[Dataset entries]
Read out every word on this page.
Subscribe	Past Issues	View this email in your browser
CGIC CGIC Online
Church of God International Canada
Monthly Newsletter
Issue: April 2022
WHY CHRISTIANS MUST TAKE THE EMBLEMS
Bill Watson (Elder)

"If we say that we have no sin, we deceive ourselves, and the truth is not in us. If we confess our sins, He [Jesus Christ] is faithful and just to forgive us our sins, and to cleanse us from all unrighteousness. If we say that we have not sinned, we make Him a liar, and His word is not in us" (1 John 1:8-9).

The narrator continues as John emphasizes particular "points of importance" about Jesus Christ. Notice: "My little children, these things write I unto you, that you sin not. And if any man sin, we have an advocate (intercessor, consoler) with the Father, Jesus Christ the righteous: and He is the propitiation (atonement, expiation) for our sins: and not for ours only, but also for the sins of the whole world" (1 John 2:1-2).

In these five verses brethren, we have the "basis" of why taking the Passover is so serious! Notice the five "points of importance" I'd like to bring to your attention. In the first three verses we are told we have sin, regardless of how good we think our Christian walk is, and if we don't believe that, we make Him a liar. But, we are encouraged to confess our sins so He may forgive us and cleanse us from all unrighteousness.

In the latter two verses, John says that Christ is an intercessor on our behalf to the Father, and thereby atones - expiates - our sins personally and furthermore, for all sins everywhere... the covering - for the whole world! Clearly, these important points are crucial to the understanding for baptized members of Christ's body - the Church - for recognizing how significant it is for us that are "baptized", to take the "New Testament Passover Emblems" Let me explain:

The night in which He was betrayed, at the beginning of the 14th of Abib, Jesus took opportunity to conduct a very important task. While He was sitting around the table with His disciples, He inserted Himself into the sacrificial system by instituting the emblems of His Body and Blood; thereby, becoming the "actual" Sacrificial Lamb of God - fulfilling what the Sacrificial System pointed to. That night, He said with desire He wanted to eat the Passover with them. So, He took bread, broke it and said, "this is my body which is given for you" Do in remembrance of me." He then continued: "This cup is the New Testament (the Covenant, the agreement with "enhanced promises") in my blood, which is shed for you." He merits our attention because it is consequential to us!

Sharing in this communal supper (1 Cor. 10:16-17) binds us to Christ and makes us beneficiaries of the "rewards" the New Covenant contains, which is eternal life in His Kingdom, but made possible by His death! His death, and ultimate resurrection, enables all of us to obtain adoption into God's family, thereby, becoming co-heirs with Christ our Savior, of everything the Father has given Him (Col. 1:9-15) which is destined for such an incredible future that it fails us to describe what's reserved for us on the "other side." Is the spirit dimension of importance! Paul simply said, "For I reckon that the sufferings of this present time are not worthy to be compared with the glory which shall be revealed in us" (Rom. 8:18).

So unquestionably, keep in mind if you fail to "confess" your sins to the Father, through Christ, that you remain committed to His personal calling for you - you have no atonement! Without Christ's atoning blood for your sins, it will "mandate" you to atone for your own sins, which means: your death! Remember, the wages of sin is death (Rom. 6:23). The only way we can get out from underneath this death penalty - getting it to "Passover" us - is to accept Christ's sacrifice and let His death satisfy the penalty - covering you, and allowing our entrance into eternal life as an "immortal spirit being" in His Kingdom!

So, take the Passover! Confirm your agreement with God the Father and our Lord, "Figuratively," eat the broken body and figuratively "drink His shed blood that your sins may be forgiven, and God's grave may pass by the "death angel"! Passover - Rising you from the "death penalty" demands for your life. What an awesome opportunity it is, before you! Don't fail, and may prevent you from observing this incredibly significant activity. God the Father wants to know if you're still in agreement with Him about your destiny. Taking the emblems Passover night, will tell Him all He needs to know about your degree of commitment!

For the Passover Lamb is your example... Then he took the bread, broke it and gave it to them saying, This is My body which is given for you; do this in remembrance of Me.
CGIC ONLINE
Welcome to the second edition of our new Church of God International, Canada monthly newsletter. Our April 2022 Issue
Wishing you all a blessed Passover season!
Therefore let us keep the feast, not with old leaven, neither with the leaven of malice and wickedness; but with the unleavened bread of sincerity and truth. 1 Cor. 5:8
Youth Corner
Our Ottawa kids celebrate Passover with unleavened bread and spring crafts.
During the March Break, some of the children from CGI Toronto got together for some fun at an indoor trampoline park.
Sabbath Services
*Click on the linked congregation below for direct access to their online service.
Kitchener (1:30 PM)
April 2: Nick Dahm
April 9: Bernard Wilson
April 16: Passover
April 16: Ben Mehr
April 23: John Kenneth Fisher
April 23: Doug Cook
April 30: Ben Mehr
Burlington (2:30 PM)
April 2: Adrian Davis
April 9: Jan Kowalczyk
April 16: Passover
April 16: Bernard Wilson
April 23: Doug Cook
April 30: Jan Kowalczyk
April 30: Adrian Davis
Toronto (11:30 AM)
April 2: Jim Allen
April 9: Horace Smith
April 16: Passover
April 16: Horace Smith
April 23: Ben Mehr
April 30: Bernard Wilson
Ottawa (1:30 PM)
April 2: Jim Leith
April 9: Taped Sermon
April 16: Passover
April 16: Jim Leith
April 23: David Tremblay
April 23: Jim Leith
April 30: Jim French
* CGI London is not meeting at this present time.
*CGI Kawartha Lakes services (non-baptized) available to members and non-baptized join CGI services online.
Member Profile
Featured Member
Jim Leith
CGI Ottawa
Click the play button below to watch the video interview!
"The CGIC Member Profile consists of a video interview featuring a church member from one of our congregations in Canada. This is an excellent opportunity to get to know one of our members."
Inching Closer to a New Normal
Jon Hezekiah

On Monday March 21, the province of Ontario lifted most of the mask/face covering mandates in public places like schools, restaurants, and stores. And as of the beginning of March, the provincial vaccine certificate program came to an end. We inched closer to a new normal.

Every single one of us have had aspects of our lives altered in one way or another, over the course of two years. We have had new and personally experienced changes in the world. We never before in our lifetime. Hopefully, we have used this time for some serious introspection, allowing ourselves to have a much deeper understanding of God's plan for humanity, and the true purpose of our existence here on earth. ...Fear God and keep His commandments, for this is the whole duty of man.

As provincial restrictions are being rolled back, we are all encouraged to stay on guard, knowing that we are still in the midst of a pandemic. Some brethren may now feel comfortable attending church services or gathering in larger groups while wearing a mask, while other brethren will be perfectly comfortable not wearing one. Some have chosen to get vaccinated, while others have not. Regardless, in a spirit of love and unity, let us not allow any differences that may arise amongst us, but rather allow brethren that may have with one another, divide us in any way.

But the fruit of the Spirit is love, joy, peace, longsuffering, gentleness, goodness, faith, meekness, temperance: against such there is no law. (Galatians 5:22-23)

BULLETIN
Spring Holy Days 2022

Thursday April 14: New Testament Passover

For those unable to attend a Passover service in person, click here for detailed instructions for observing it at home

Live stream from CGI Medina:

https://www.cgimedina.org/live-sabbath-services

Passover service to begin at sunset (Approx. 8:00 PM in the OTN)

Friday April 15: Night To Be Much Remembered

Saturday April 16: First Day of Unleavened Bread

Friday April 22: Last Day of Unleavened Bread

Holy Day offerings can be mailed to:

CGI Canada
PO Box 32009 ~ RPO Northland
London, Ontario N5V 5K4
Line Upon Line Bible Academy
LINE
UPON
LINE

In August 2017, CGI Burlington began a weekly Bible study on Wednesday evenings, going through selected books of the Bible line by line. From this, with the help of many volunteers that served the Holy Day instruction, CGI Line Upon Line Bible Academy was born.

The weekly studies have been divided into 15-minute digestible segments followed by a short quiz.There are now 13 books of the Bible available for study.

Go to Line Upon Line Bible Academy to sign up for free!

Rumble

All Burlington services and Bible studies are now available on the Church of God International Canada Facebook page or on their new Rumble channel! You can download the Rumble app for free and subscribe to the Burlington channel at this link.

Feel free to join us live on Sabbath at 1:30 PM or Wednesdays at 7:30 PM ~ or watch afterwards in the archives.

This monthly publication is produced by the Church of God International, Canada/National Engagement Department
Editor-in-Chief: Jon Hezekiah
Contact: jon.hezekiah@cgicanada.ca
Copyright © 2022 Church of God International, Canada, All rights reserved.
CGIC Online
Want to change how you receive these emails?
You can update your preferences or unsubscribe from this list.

* * *

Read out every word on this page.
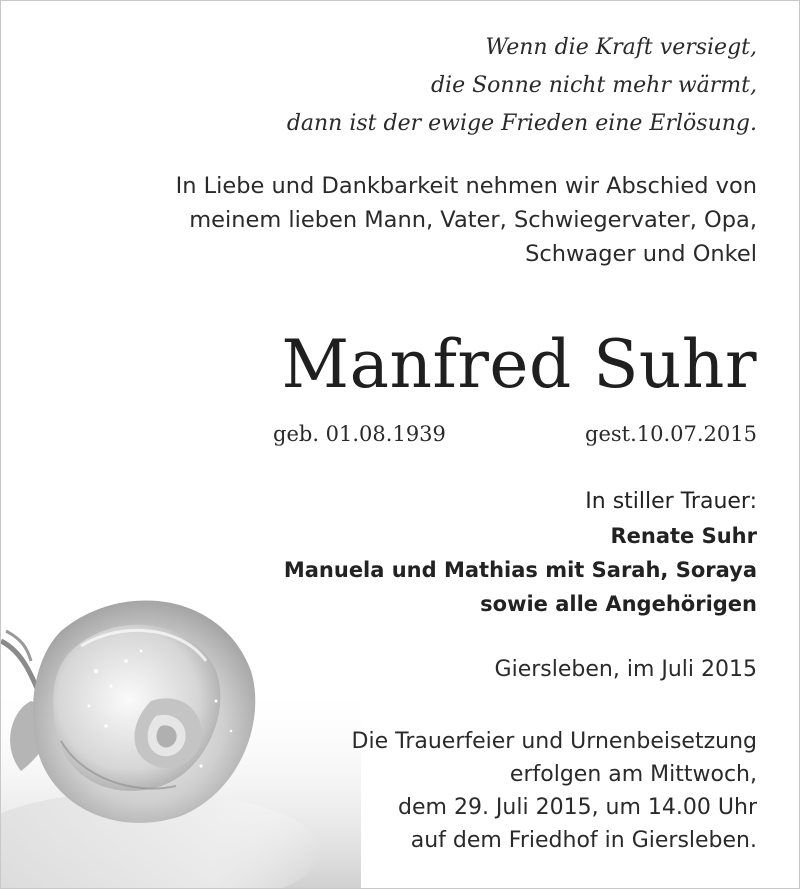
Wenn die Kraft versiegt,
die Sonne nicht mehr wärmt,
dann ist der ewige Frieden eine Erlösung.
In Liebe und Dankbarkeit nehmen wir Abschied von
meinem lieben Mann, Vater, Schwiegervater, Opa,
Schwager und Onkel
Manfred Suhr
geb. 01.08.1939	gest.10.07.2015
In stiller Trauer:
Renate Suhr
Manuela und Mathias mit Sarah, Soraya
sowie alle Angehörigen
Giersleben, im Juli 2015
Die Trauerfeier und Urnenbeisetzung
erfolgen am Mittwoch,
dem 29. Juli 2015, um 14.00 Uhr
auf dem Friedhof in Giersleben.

* * *

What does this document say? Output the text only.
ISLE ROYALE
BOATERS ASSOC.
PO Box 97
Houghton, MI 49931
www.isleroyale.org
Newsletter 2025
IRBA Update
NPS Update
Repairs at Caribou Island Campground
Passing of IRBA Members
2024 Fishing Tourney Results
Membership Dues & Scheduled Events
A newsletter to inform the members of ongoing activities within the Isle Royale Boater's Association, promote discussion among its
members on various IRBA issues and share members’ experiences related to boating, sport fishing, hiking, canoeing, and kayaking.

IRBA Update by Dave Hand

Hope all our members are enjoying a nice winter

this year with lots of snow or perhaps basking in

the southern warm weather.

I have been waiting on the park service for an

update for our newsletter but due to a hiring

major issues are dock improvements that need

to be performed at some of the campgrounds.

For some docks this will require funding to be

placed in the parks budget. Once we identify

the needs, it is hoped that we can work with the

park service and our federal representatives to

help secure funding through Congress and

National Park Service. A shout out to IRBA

What you should do
Whenever "help" turns up in a line, pick that line out.

Answer to the problem
In August 2017, CGI Burlington began a weekly Bible study on Wednesday evenings, going through selected books of the Bible line by line. From this, with the help of many volunteers that served the Holy Day instruction, CGI Line Upon Line Bible Academy was born.
help secure funding through Congress and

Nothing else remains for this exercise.